◆ **Exercise**
Single out the lines of the material that contain "Longwave" and copy them.

Lines of data
---+---
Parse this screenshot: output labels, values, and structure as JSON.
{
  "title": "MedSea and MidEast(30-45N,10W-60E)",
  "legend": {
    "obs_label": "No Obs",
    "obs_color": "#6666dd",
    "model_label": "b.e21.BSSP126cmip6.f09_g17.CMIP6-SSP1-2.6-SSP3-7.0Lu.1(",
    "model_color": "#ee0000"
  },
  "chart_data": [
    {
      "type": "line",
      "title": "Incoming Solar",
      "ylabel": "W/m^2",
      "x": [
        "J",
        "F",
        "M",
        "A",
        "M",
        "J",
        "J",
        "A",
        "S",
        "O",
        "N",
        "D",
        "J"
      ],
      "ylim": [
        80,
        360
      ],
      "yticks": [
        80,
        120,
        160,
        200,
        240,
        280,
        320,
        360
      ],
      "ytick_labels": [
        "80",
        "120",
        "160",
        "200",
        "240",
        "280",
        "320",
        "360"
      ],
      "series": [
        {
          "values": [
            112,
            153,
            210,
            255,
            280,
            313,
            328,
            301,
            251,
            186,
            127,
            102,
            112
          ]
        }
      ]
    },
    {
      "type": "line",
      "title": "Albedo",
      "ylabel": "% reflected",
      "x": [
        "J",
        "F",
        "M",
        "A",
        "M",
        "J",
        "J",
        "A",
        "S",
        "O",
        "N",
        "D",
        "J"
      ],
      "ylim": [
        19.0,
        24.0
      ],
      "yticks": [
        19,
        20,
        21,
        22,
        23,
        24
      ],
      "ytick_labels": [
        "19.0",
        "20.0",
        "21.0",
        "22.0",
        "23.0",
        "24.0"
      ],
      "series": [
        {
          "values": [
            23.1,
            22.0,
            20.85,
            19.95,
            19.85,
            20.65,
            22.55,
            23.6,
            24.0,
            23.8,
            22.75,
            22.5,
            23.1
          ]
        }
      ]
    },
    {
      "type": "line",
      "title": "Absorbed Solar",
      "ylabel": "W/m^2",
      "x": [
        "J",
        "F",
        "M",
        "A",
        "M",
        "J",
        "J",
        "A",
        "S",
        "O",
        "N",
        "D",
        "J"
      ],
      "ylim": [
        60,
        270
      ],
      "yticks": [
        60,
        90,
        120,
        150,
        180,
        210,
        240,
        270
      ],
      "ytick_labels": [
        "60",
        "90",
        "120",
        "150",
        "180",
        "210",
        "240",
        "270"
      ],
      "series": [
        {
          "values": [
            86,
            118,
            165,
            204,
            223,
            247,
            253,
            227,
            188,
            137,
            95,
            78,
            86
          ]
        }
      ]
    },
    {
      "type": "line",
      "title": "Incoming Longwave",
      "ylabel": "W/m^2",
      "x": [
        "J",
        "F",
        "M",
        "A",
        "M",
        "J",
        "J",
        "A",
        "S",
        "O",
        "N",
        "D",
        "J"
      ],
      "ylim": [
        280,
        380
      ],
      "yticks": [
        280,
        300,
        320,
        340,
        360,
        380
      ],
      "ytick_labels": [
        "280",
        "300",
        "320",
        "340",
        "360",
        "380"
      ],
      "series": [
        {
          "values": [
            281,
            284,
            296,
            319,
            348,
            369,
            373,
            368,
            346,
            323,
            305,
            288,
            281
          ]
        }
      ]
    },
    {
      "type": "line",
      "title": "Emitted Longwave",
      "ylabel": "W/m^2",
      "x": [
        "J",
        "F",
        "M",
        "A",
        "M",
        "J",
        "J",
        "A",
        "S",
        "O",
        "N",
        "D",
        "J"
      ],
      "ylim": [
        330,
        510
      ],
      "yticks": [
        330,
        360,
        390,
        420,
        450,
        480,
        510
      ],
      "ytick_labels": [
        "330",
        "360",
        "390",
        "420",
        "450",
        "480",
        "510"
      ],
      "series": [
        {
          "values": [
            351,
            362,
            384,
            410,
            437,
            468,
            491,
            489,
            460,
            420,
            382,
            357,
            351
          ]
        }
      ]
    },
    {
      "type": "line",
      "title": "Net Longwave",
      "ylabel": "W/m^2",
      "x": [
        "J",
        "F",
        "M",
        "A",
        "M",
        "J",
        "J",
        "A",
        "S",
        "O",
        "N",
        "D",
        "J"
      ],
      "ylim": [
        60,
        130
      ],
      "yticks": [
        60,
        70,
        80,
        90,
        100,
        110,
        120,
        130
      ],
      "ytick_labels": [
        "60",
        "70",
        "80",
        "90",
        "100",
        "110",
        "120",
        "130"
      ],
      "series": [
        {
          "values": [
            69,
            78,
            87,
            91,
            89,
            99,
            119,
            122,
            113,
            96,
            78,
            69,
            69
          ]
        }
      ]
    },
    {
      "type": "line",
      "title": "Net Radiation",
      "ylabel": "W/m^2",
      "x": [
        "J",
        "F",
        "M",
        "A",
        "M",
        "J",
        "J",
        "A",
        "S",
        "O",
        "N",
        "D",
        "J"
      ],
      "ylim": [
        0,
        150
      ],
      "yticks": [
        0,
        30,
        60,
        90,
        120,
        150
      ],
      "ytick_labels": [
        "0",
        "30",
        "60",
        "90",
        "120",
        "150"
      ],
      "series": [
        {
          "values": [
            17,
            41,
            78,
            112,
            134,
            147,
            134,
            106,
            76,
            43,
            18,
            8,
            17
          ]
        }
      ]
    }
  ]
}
---+---
◆ **Response to the task**
      "title": "Incoming Longwave",
      "title": "Emitted Longwave",
      "title": "Net Longwave",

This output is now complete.